=== WORK INSTRUCTIONS ===
Check each line of the data for "mean" and select those that have it.

Chart and figure data

○ ○ ○ ○ ○

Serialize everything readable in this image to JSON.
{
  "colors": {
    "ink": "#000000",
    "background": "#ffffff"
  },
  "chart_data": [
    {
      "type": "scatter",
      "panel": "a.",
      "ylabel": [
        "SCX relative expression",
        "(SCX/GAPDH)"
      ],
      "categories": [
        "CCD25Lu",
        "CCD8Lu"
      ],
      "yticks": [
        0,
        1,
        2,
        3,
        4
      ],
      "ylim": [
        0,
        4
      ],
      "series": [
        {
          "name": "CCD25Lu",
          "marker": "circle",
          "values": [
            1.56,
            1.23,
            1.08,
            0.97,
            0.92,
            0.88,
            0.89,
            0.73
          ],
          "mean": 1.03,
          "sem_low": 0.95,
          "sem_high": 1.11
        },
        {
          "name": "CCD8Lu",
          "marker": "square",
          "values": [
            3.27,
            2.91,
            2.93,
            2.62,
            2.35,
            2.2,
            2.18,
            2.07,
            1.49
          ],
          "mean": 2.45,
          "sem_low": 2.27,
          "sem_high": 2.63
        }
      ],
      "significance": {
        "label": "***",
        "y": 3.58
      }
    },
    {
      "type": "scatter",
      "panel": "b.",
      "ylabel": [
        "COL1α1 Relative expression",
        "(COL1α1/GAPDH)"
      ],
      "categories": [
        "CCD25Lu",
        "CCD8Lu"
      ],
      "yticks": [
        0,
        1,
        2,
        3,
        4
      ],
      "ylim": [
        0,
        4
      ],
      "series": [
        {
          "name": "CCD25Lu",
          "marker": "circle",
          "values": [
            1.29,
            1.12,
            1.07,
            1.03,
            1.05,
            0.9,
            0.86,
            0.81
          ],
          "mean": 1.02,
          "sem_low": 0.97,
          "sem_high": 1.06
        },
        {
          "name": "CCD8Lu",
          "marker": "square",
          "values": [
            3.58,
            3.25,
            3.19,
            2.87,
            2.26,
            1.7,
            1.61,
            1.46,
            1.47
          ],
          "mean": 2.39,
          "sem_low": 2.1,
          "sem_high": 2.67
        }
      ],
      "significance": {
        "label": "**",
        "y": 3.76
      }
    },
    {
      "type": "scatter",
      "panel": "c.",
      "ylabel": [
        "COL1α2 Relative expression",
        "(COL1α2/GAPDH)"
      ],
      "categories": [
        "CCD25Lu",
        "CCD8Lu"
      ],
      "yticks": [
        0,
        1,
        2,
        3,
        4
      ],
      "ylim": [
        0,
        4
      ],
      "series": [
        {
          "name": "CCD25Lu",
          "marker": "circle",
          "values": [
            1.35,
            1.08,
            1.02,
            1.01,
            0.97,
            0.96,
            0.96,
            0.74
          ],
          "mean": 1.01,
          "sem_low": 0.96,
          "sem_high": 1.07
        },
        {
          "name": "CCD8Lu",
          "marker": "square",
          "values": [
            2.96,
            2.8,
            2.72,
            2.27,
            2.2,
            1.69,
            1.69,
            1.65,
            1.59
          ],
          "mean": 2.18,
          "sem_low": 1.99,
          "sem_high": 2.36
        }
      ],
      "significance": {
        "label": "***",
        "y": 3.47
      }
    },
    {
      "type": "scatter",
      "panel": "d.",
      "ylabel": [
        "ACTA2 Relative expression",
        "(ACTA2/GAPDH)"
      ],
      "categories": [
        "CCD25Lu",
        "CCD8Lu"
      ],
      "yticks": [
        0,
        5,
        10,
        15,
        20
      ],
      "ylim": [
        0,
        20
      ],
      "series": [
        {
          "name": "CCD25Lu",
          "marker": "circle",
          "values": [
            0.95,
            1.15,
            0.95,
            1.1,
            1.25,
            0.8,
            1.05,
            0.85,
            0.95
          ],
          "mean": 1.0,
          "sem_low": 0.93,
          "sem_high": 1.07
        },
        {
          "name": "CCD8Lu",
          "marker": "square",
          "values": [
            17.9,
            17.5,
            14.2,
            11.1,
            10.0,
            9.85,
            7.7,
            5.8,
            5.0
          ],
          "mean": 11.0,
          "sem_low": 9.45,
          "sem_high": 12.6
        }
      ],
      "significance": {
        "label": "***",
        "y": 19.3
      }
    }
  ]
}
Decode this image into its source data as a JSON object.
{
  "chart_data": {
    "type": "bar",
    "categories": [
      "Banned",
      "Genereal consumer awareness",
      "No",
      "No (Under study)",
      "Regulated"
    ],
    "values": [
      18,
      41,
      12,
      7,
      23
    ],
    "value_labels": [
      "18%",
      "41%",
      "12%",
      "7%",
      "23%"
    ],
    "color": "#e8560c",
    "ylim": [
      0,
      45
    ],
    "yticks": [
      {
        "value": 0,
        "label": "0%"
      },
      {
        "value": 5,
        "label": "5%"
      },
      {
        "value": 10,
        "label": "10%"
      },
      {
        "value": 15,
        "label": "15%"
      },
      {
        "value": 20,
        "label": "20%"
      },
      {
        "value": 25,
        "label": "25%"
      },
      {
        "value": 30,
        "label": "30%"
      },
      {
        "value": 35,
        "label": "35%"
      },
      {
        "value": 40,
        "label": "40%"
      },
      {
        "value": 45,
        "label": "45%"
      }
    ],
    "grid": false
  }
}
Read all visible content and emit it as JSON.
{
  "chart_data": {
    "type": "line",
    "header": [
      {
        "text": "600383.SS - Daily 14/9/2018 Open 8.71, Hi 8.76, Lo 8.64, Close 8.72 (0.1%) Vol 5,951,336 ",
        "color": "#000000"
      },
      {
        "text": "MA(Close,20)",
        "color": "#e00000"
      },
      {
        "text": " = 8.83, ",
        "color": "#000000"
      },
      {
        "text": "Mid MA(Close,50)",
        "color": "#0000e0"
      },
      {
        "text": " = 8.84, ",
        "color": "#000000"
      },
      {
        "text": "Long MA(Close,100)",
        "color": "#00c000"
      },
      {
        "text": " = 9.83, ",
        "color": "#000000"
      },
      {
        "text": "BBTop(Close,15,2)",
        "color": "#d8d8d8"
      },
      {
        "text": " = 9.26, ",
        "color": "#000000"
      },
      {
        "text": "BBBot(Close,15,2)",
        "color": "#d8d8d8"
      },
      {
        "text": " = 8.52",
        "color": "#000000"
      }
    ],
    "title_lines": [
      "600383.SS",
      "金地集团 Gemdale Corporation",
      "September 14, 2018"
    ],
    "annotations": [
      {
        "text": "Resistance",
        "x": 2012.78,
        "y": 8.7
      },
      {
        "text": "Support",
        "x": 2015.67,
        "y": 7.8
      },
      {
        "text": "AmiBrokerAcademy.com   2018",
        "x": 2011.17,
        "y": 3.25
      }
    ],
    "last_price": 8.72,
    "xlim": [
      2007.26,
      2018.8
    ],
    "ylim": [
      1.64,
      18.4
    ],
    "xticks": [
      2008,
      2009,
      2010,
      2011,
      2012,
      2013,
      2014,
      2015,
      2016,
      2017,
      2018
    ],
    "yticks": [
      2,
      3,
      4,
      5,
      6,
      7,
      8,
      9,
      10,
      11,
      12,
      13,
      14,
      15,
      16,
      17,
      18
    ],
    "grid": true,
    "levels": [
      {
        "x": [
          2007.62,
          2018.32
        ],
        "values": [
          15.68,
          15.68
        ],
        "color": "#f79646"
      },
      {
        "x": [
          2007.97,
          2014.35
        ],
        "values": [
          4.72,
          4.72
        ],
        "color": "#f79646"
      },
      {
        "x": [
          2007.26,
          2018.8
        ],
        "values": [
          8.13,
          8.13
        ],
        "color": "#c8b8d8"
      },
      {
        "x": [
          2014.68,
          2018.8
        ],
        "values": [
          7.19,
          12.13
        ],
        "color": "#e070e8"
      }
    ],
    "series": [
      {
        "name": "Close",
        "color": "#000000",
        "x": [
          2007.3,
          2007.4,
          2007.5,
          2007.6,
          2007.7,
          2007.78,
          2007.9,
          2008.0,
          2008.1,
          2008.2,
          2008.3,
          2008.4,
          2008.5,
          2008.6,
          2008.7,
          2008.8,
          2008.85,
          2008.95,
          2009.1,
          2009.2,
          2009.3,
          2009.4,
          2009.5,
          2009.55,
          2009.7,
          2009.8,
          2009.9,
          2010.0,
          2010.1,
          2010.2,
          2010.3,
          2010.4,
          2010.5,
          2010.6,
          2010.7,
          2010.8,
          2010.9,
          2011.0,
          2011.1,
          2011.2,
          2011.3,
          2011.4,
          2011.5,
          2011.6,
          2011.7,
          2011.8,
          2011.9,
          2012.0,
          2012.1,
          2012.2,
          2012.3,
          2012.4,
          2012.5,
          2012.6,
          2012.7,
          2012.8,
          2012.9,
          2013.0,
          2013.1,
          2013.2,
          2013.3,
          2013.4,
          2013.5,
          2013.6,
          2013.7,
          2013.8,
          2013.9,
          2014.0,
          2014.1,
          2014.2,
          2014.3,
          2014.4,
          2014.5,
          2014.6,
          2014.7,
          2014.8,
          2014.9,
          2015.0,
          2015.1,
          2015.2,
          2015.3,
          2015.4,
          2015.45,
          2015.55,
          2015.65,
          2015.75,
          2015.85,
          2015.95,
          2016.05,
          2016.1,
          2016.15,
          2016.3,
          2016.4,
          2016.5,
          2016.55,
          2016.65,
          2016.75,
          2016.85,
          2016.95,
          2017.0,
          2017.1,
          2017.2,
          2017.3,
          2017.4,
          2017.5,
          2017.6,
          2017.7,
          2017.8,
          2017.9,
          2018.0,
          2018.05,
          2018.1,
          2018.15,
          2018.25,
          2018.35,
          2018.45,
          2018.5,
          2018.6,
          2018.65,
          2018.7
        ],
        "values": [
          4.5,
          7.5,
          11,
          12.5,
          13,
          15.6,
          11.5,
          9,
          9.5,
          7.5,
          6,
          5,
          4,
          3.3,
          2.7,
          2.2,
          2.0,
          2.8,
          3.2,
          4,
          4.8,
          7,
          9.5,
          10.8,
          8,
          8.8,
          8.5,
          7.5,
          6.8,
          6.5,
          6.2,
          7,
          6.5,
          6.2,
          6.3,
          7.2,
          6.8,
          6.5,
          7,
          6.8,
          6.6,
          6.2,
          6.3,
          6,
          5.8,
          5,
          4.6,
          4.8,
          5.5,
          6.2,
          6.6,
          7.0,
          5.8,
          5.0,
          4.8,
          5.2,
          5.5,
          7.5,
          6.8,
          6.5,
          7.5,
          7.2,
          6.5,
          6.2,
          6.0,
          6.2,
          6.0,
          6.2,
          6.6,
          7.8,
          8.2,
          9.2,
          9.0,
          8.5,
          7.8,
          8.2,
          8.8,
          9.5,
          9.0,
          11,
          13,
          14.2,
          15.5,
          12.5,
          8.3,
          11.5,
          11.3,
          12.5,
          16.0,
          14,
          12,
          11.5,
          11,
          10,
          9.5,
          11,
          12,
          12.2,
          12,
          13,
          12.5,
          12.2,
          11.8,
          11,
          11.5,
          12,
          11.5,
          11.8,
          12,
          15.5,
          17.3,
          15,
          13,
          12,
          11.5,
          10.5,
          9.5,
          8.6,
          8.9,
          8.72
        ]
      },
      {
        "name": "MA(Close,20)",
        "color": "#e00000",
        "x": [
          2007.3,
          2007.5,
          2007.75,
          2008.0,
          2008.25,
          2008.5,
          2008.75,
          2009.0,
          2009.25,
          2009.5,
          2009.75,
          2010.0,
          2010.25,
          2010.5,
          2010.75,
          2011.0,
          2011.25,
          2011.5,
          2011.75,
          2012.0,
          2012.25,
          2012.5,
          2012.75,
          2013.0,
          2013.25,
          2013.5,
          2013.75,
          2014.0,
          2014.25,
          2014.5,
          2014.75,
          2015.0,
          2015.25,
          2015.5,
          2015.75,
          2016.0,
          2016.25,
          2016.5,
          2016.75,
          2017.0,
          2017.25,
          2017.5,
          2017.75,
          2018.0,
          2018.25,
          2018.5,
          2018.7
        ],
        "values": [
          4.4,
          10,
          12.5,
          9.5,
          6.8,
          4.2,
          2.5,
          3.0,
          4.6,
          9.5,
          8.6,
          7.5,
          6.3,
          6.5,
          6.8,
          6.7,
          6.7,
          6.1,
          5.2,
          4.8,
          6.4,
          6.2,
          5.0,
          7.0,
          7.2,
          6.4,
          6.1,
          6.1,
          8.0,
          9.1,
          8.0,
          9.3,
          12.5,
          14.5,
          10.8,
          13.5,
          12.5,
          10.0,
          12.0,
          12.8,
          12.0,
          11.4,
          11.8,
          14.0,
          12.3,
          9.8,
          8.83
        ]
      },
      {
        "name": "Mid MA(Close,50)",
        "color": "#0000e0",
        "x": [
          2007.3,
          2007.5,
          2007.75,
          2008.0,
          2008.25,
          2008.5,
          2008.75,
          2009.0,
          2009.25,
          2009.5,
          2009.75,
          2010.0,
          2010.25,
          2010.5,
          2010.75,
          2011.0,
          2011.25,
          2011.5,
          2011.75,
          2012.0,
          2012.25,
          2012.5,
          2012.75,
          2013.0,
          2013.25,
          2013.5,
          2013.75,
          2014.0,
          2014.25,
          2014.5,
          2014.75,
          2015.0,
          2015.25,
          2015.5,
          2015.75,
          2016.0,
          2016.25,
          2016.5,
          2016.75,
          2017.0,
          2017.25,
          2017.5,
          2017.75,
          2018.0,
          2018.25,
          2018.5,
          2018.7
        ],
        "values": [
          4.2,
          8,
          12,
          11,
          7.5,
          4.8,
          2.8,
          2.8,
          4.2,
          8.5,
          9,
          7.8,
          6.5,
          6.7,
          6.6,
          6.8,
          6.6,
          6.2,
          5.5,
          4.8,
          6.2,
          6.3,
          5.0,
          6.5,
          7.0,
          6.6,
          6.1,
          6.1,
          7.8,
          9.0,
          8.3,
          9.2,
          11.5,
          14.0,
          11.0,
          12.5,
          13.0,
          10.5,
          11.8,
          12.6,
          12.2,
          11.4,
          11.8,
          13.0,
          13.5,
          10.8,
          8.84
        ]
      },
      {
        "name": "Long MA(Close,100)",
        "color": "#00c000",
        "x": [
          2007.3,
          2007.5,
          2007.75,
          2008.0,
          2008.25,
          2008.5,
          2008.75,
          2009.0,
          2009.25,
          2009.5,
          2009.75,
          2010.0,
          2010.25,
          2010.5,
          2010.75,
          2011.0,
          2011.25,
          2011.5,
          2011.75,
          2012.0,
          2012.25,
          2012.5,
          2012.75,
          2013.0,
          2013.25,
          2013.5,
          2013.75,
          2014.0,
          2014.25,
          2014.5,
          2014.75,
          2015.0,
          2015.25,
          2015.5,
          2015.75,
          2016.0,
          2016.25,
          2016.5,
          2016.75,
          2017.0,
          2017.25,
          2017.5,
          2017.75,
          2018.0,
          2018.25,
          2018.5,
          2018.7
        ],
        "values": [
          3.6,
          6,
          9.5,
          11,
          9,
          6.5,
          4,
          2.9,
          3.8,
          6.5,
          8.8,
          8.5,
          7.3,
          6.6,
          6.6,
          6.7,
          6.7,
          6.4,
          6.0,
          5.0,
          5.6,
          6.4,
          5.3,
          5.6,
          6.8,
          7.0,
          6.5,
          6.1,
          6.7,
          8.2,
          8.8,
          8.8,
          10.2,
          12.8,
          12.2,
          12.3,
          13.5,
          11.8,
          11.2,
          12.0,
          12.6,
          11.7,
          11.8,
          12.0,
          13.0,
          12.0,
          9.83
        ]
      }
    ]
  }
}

○ ○ ○ ○ ○

=== FINAL RESULT ===
          "mean": 1.03,
          "mean": 2.45,
          "mean": 1.02,
          "mean": 2.39,
          "mean": 1.01,
          "mean": 2.18,
          "mean": 1.0,
          "mean": 11.0,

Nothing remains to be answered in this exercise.